"Megalopolis": veni, vidi, vici
Francis Ford Coppola dirige una estrambótica fábula acerca de la caída de un imperio en la que peca de cándido, mas no carece de su típica e implacable ambición.
Vine, vi y vencí - Julio César
A sus 85 años, Francis Ford Coppola, el director de The Godfather, The Conversation, The Godfather Part II y Apocalypse Now, no tiene absolutamente nada que probar. El aclamado artista hizo esas películas -cuatro de las mejores en la historia del cine- en menos de siete años y de forma consecutiva. Su carrera jamás volvió a ascender a ese cénit que alcanzó durante la década del 70, pero no fue por falta de empeño y, además, ¿qué cineasta no mataría por semejante racha? Desde entonces, Coppola nunca ha dejado de experimentar y tomar riesgos -artísticos, financieros y personales-, con largometrajes como One From the Heart (1981), con el que trato de revivir los años de gloria de los musicales; su excelente adaptación de Bram Stoker's Dracula (1992), en la que recurrió a las técnicas de antaño para crear sus fantásticos efectos especiales; y la semi-autobiográfica Tetro (2009), donde plasmó intimidades de su relación con su hermano mayor. Sin embargo, esa fijación con mirar al pasado en busca de la musa, quizá jamás había sido tan pronunciada como en Megalopolis, proyecto que lleva décadas intentando realizar, y que ahora llega a los cines tras haber invertido sobre $120 millones de su propia fortuna para hacerlo realidad. Es la clase de locura que ya no se ve en Hollywood.

▸ La tarea:
Indique si cada una de las siguientes afirmaciones concuerda con la reseña y responda con sí o no, citando textualmente las palabras de la reseña que lo determinan.
1. Coppola realizó The Godfather, The Conversation, The Godfather Part II y Apocalypse Now en menos de siete años.
2. Tetro se estrenó en 1992.
3. Megalopolis se financió con dinero de un estudio de Hollywood.

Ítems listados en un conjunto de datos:
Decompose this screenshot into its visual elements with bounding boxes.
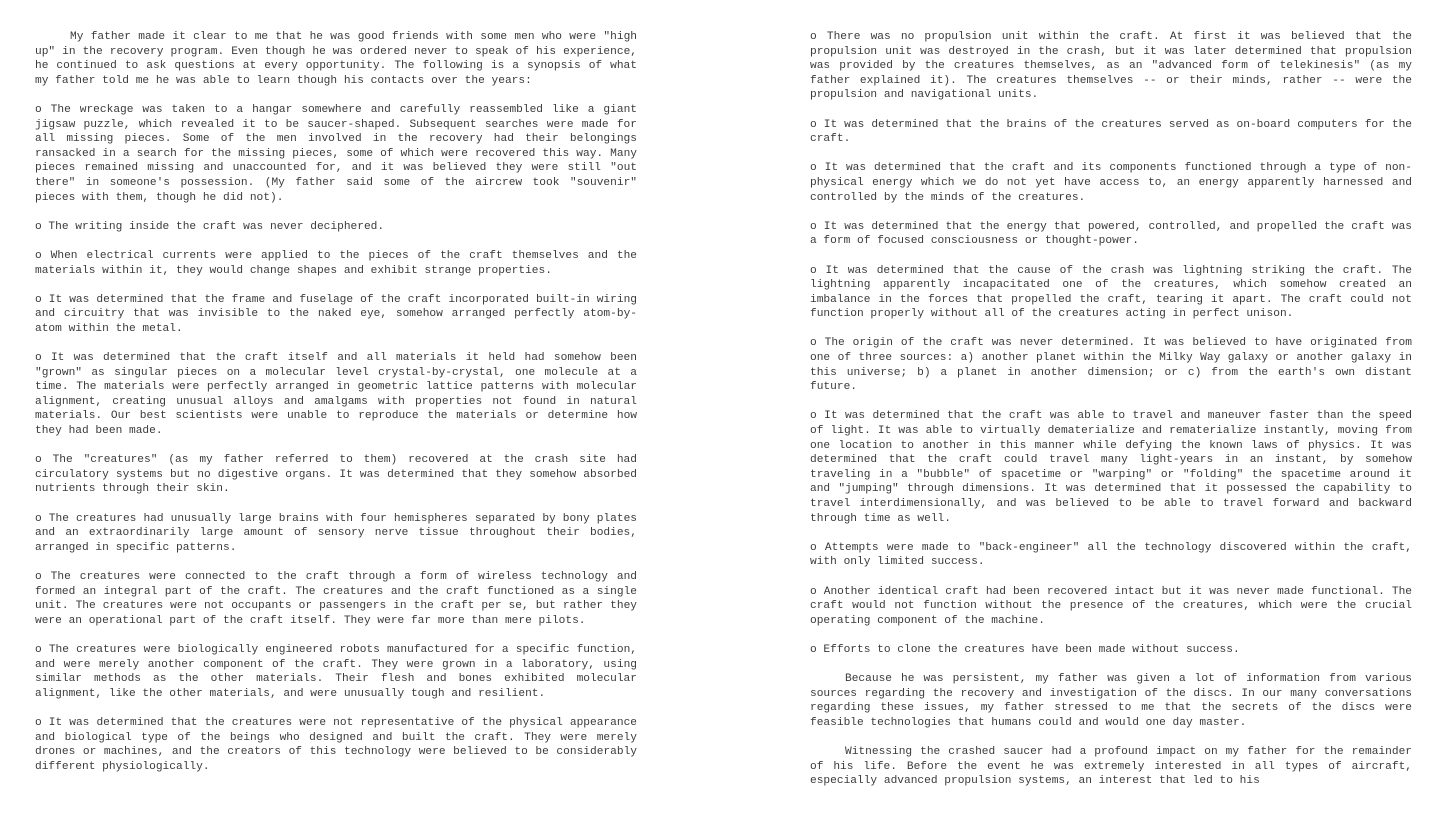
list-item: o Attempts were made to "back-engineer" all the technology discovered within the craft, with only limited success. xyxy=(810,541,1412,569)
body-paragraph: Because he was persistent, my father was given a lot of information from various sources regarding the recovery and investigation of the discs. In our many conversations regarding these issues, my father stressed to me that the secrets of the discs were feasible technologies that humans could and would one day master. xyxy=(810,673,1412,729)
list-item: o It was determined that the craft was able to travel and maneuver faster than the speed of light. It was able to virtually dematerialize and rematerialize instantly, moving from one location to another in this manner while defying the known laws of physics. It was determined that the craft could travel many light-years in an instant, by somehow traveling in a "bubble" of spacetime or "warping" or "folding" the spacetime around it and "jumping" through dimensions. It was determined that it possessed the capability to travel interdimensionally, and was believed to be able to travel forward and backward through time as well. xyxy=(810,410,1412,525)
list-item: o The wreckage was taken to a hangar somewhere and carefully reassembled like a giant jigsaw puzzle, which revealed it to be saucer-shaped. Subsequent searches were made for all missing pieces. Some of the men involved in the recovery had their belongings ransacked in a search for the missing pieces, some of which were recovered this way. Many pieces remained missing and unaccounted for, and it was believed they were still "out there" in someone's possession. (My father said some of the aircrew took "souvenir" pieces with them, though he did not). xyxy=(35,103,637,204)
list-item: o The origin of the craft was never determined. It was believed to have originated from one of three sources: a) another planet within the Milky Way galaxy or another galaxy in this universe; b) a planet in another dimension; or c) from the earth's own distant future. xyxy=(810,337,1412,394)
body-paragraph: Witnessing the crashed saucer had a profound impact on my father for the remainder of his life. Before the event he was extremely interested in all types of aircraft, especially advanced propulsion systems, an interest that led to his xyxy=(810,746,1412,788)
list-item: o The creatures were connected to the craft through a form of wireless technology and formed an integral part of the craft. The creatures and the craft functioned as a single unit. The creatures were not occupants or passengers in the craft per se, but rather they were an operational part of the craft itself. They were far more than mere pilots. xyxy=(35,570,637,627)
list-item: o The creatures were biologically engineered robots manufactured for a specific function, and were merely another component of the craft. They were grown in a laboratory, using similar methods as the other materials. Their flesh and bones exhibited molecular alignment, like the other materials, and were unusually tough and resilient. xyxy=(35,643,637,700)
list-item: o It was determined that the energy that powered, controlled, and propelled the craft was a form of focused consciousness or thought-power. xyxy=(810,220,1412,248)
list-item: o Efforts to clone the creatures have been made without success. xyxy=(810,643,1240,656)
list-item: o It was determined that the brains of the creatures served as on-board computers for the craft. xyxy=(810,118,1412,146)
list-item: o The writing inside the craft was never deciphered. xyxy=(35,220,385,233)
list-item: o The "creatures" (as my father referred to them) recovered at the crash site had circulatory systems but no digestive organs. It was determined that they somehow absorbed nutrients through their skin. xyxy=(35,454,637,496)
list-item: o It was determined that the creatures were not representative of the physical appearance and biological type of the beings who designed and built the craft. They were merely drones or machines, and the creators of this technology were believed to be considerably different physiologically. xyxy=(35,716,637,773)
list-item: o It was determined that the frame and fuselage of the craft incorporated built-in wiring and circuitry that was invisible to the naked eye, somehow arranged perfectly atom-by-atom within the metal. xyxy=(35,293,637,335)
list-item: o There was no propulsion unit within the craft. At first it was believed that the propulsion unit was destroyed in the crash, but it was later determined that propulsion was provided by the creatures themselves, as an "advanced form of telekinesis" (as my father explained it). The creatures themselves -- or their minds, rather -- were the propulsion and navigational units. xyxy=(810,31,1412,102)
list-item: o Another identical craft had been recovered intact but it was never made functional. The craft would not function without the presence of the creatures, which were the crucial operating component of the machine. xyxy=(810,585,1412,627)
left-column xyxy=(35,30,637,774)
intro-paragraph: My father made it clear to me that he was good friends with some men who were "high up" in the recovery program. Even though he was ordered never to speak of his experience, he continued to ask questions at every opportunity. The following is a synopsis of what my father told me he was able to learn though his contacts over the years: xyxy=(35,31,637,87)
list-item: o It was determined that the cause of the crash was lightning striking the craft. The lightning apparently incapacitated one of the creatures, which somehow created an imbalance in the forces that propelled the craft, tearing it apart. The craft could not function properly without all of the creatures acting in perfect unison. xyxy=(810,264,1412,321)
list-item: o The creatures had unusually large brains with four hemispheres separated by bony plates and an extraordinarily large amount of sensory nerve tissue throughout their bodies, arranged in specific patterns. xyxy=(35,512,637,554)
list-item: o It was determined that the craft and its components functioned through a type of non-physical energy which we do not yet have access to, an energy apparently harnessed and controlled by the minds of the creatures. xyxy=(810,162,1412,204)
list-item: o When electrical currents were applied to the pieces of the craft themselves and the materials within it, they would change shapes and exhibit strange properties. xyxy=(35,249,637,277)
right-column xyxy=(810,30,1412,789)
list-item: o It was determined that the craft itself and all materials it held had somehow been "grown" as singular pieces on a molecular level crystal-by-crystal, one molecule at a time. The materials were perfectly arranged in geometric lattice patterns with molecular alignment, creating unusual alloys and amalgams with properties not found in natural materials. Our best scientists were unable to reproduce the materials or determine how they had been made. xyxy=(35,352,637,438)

--

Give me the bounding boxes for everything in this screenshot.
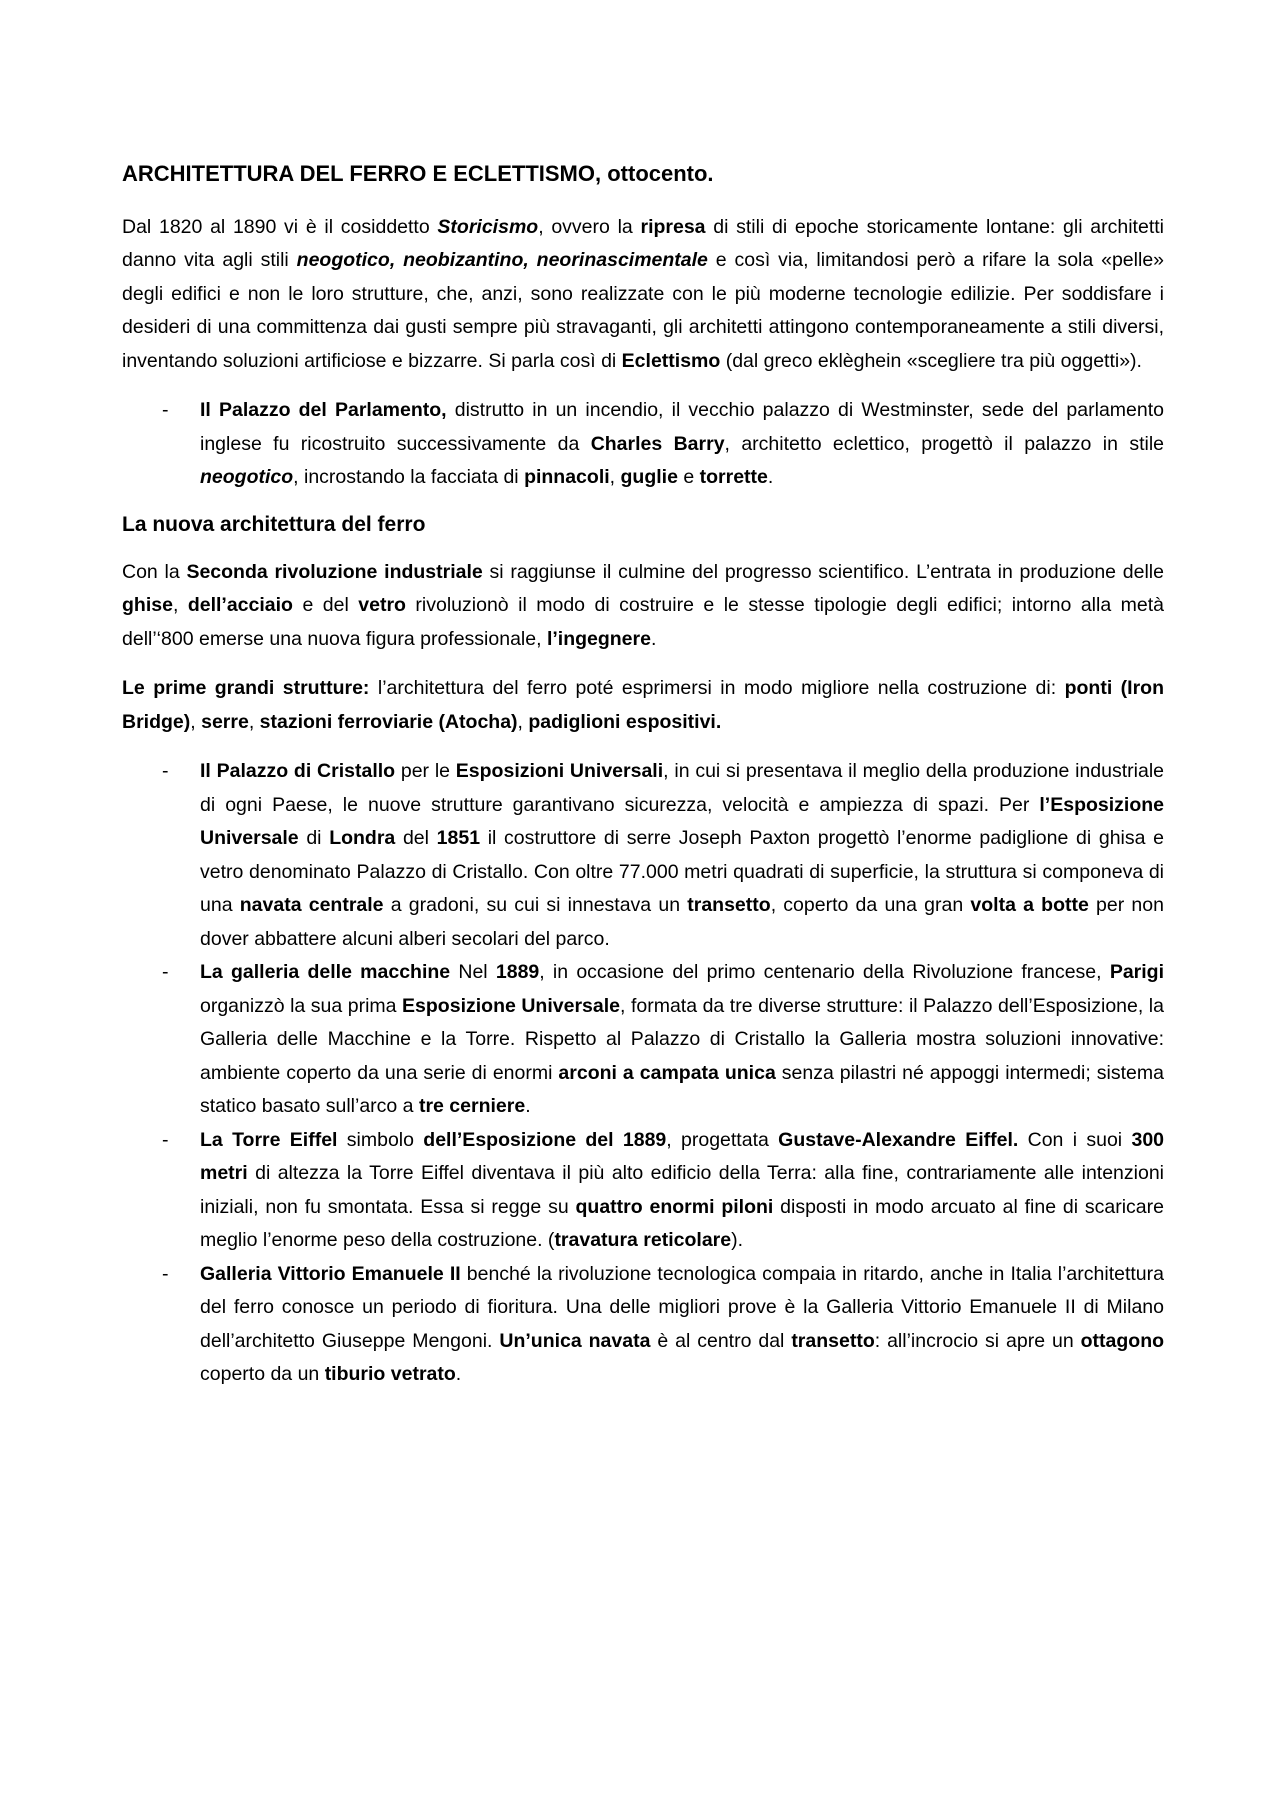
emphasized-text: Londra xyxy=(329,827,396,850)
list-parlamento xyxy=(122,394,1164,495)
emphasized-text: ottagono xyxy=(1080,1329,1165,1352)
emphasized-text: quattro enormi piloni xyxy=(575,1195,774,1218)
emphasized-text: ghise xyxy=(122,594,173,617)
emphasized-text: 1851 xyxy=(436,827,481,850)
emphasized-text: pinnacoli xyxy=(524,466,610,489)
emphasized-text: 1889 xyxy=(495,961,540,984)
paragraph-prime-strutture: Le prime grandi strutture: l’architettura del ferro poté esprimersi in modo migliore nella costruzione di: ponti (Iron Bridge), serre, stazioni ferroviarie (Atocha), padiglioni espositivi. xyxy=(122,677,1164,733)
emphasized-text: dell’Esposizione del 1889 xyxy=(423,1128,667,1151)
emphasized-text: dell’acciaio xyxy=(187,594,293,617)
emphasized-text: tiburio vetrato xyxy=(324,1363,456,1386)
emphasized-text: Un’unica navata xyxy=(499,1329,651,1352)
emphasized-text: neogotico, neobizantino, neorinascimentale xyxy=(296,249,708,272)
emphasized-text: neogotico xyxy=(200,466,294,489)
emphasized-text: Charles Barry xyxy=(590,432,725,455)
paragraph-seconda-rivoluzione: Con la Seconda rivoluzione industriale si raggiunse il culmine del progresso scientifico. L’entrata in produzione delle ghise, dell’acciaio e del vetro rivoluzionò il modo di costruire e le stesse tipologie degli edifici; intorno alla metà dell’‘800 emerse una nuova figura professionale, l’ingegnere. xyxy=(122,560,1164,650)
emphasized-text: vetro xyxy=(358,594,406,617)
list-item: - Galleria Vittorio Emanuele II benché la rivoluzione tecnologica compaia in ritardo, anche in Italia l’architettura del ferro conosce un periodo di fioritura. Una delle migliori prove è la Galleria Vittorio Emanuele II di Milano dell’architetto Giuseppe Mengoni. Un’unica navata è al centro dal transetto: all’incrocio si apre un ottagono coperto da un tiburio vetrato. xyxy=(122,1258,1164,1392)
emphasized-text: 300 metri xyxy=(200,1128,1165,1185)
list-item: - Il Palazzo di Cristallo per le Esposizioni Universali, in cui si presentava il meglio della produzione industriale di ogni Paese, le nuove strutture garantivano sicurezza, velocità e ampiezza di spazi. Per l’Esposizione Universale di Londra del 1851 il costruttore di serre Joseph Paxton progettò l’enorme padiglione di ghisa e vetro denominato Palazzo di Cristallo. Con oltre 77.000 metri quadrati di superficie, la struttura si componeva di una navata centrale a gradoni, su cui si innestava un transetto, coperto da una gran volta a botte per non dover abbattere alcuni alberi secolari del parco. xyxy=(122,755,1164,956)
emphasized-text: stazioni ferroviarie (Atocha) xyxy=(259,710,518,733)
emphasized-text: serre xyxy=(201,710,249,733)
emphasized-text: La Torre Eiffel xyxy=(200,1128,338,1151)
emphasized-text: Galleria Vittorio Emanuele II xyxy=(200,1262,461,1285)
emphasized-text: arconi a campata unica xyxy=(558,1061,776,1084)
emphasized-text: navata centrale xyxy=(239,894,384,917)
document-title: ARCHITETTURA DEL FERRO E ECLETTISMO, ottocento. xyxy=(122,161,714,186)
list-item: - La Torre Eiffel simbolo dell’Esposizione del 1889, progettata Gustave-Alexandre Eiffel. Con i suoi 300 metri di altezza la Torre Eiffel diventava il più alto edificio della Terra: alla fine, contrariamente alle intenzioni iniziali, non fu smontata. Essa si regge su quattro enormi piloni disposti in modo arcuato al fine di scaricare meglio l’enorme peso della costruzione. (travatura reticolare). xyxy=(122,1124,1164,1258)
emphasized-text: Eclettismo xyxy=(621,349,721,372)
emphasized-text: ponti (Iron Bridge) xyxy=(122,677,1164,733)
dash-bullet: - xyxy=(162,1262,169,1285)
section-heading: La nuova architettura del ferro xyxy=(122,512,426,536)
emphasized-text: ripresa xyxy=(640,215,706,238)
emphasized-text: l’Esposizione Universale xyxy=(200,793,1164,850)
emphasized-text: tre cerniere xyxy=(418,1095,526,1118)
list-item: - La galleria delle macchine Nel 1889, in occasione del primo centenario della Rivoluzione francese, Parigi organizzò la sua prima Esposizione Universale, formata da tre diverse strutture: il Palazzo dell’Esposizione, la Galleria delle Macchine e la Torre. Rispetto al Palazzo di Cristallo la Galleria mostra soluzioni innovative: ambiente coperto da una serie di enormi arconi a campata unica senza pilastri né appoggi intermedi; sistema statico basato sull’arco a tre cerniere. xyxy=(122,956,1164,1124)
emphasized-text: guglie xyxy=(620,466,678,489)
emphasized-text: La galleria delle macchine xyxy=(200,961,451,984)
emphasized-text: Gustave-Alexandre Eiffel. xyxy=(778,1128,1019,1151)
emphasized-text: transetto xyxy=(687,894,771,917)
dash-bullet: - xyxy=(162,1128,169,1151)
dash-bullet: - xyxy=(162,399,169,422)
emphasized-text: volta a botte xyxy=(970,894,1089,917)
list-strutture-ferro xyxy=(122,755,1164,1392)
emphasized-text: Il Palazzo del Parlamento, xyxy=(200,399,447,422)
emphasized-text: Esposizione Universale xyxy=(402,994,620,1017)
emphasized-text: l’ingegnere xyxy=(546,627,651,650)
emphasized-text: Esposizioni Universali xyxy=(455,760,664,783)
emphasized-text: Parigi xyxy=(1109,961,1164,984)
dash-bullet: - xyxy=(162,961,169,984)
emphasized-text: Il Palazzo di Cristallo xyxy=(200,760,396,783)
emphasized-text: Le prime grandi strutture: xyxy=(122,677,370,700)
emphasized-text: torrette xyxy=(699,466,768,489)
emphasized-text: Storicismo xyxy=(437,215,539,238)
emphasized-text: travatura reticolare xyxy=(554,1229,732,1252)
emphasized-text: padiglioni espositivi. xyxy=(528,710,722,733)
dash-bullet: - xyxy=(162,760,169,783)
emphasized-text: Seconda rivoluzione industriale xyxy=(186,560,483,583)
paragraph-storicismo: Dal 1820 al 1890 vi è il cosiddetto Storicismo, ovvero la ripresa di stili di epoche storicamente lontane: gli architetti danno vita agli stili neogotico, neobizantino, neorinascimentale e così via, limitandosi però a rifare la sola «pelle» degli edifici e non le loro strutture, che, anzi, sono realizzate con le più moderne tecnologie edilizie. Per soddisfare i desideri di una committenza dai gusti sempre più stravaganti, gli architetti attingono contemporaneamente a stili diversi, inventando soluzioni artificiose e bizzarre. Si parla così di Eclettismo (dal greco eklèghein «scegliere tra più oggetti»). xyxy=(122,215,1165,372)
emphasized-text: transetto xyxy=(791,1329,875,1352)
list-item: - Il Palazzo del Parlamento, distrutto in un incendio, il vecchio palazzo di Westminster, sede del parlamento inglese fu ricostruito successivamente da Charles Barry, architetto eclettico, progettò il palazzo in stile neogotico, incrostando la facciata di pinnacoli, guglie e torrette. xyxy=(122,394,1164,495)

▸ Solución de la tarea:
1. Sí: "en menos de siete años y de forma consecutiva".
2. No: "la semi-autobiográfica Tetro (2009)".
3. No: "tras haber invertido sobre $120 millones de su propia fortuna para hacerlo realidad".